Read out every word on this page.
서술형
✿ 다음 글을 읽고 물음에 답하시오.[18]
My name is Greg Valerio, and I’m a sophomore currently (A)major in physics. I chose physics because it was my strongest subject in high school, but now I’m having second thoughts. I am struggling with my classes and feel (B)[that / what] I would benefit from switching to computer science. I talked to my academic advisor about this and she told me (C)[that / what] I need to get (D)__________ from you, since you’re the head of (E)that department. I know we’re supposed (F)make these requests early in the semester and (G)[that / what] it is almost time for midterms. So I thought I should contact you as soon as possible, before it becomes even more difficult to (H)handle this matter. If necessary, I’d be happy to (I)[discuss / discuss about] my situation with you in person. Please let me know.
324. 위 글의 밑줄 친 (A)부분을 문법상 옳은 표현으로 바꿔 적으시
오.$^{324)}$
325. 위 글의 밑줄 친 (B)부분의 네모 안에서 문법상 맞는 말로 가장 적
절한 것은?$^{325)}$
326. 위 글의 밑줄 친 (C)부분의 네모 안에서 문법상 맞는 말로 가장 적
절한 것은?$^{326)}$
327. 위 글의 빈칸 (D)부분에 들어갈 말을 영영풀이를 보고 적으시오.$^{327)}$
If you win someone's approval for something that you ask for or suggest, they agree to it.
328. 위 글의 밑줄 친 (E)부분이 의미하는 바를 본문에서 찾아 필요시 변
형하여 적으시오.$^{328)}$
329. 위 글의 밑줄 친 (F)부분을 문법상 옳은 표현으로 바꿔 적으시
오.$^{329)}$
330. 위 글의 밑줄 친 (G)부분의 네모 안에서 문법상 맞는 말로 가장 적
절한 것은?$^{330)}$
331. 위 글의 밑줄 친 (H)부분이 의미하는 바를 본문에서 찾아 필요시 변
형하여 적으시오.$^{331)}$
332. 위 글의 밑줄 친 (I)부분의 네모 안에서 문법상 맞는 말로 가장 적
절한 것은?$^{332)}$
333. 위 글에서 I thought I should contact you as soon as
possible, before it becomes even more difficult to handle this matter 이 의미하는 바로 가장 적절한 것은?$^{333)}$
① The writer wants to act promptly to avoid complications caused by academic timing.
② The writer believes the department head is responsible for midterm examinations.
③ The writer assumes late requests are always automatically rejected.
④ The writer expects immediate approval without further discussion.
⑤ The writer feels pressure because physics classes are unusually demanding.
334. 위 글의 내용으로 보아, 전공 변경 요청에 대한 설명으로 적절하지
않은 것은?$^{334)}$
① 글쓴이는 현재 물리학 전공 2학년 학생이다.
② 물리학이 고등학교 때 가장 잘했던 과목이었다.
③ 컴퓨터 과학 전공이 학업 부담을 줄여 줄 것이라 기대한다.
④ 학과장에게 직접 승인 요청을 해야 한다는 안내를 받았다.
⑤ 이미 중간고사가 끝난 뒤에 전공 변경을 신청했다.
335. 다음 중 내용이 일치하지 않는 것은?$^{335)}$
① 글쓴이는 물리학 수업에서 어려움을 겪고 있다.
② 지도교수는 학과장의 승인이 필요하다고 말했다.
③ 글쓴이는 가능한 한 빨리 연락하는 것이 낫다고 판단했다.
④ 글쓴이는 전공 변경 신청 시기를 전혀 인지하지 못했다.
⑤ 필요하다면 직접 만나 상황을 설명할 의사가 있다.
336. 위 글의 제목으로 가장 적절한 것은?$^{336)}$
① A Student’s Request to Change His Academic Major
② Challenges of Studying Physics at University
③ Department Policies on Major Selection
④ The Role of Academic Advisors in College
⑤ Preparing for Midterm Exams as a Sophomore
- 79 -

▶ _Set problem_
Your task is to retype all of the records exactly.

▶ _Solved problem_
Read out every word on this page.
서술형
✿ 다음 글을 읽고 물음에 답하시오.[18]
My name is Greg Valerio, and I’m a sophomore currently (A)major in physics. I chose physics because it was my strongest subject in high school, but now I’m having second thoughts. I am struggling with my classes and feel (B)[that / what] I would benefit from switching to computer science. I talked to my academic advisor about this and she told me (C)[that / what] I need to get (D)__________ from you, since you’re the head of (E)that department. I know we’re supposed (F)make these requests early in the semester and (G)[that / what] it is almost time for midterms. So I thought I should contact you as soon as possible, before it becomes even more difficult to (H)handle this matter. If necessary, I’d be happy to (I)[discuss / discuss about] my situation with you in person. Please let me know.
324. 위 글의 밑줄 친 (A)부분을 문법상 옳은 표현으로 바꿔 적으시
오.$^{324)}$
325. 위 글의 밑줄 친 (B)부분의 네모 안에서 문법상 맞는 말로 가장 적
절한 것은?$^{325)}$
326. 위 글의 밑줄 친 (C)부분의 네모 안에서 문법상 맞는 말로 가장 적
절한 것은?$^{326)}$
327. 위 글의 빈칸 (D)부분에 들어갈 말을 영영풀이를 보고 적으시오.$^{327)}$
If you win someone's approval for something that you ask for or suggest, they agree to it.
328. 위 글의 밑줄 친 (E)부분이 의미하는 바를 본문에서 찾아 필요시 변
형하여 적으시오.$^{328)}$
329. 위 글의 밑줄 친 (F)부분을 문법상 옳은 표현으로 바꿔 적으시
오.$^{329)}$
330. 위 글의 밑줄 친 (G)부분의 네모 안에서 문법상 맞는 말로 가장 적
절한 것은?$^{330)}$
331. 위 글의 밑줄 친 (H)부분이 의미하는 바를 본문에서 찾아 필요시 변
형하여 적으시오.$^{331)}$
332. 위 글의 밑줄 친 (I)부분의 네모 안에서 문법상 맞는 말로 가장 적
절한 것은?$^{332)}$
333. 위 글에서 I thought I should contact you as soon as
possible, before it becomes even more difficult to handle this matter 이 의미하는 바로 가장 적절한 것은?$^{333)}$
① The writer wants to act promptly to avoid complications caused by academic timing.
② The writer believes the department head is responsible for midterm examinations.
③ The writer assumes late requests are always automatically rejected.
④ The writer expects immediate approval without further discussion.
⑤ The writer feels pressure because physics classes are unusually demanding.
334. 위 글의 내용으로 보아, 전공 변경 요청에 대한 설명으로 적절하지
않은 것은?$^{334)}$
① 글쓴이는 현재 물리학 전공 2학년 학생이다.
② 물리학이 고등학교 때 가장 잘했던 과목이었다.
③ 컴퓨터 과학 전공이 학업 부담을 줄여 줄 것이라 기대한다.
④ 학과장에게 직접 승인 요청을 해야 한다는 안내를 받았다.
⑤ 이미 중간고사가 끝난 뒤에 전공 변경을 신청했다.
335. 다음 중 내용이 일치하지 않는 것은?$^{335)}$
① 글쓴이는 물리학 수업에서 어려움을 겪고 있다.
② 지도교수는 학과장의 승인이 필요하다고 말했다.
③ 글쓴이는 가능한 한 빨리 연락하는 것이 낫다고 판단했다.
④ 글쓴이는 전공 변경 신청 시기를 전혀 인지하지 못했다.
⑤ 필요하다면 직접 만나 상황을 설명할 의사가 있다.
336. 위 글의 제목으로 가장 적절한 것은?$^{336)}$
① A Student’s Request to Change His Academic Major
② Challenges of Studying Physics at University
③ Department Policies on Major Selection
④ The Role of Academic Advisors in College
⑤ Preparing for Midterm Exams as a Sophomore
- 79 -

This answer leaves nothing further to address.